• Written problem:
Show all lines holding "Miss".

-- Provided records start --

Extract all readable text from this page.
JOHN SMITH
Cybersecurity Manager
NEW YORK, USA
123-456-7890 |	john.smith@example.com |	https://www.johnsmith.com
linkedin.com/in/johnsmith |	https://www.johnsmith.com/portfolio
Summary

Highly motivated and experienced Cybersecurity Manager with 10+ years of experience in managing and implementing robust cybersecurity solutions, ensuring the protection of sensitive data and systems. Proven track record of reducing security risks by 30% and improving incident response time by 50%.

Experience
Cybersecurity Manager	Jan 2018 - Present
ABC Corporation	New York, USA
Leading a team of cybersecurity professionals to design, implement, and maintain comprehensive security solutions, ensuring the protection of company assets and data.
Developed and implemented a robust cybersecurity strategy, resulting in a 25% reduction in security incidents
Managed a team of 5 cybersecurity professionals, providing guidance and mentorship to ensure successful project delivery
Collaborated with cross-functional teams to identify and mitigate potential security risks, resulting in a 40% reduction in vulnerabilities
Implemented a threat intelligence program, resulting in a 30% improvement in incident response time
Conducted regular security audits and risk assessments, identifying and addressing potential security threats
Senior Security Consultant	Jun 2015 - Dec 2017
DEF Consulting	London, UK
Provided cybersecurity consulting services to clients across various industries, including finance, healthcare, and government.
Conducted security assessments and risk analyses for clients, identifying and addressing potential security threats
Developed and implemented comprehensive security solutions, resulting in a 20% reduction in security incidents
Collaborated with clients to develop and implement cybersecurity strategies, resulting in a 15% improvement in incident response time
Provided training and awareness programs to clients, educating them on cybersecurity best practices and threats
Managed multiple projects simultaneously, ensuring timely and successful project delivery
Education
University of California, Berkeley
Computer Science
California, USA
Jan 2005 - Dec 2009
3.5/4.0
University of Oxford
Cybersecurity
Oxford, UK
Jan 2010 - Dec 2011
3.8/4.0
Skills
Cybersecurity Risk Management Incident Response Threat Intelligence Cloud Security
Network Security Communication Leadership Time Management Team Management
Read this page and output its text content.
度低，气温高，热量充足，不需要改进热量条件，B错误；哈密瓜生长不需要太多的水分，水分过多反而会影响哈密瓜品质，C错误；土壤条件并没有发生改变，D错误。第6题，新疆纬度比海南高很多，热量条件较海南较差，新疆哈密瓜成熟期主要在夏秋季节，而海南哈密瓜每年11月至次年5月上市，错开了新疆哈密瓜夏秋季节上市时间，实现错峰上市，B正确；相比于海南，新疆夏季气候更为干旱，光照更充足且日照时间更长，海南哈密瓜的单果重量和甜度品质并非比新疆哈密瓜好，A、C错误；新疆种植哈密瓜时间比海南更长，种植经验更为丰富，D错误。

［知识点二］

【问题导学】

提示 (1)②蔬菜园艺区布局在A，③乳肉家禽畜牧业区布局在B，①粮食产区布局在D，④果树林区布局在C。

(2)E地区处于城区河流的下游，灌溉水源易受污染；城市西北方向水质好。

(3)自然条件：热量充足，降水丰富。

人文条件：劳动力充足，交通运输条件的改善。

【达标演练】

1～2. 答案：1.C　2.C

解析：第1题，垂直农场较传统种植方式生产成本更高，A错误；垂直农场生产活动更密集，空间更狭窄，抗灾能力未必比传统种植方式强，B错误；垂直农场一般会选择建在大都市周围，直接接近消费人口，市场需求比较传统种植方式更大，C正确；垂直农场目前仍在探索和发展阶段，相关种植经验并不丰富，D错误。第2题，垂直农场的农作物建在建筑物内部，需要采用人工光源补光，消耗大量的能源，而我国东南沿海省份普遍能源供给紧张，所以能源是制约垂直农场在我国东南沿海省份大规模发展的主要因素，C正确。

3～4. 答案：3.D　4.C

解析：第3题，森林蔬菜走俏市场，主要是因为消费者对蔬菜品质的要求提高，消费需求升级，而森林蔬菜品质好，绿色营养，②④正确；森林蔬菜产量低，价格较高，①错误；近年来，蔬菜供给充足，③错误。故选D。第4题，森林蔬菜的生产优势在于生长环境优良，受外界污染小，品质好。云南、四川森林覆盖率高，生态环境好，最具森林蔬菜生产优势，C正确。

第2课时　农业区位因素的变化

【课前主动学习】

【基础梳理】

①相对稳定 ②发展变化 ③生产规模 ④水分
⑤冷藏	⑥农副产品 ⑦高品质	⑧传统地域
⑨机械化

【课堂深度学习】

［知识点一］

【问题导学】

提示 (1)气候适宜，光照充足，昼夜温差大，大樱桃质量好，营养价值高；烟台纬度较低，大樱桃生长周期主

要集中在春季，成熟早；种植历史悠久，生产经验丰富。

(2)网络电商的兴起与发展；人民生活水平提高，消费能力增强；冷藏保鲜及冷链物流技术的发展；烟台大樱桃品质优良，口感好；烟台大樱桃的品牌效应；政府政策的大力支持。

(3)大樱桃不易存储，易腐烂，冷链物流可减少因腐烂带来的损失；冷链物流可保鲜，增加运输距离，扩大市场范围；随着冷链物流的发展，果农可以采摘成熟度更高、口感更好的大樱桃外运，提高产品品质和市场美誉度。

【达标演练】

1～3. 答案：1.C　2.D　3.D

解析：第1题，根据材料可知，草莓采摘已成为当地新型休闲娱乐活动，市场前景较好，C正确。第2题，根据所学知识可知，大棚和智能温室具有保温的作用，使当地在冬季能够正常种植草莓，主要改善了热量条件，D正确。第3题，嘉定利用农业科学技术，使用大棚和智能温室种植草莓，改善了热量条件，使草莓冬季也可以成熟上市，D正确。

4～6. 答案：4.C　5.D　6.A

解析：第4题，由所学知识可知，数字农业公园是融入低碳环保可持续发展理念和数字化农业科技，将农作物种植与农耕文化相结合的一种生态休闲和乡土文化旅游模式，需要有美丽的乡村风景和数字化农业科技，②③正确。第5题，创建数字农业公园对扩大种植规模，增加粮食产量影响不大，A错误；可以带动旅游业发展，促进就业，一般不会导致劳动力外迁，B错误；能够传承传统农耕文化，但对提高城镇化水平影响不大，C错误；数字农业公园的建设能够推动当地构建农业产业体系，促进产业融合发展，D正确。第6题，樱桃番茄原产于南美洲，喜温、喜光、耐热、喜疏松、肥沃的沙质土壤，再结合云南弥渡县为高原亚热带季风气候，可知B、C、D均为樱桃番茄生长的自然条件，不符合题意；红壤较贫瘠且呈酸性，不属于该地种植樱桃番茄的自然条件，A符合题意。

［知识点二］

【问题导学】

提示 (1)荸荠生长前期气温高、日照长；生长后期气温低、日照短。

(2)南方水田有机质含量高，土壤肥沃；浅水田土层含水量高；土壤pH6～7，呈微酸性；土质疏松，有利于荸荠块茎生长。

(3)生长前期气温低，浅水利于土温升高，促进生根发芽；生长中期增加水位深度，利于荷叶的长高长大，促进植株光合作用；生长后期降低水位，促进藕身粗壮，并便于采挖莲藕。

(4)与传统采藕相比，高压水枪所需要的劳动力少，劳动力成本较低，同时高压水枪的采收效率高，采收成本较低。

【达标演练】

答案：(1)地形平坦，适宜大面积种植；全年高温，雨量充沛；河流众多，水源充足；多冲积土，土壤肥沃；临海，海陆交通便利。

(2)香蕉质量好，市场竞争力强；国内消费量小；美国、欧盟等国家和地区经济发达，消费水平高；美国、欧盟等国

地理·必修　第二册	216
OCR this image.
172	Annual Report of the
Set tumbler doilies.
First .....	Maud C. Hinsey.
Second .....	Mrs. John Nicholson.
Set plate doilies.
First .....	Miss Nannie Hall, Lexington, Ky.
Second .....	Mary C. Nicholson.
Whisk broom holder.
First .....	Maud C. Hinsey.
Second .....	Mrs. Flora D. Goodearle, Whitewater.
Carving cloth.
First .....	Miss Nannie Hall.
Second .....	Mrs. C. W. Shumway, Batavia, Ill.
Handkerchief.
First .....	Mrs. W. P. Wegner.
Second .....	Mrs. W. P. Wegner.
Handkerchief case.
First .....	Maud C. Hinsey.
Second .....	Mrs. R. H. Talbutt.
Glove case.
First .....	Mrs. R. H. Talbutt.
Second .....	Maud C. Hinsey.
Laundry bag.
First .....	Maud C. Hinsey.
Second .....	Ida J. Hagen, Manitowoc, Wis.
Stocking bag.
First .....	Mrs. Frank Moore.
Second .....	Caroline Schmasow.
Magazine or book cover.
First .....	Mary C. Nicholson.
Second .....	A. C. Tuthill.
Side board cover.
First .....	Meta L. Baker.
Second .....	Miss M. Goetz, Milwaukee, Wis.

-- Provided records end --

• Response for this exercise:
First .....	Miss Nannie Hall, Lexington, Ky.
First .....	Miss Nannie Hall.
Second .....	Miss M. Goetz, Milwaukee, Wis.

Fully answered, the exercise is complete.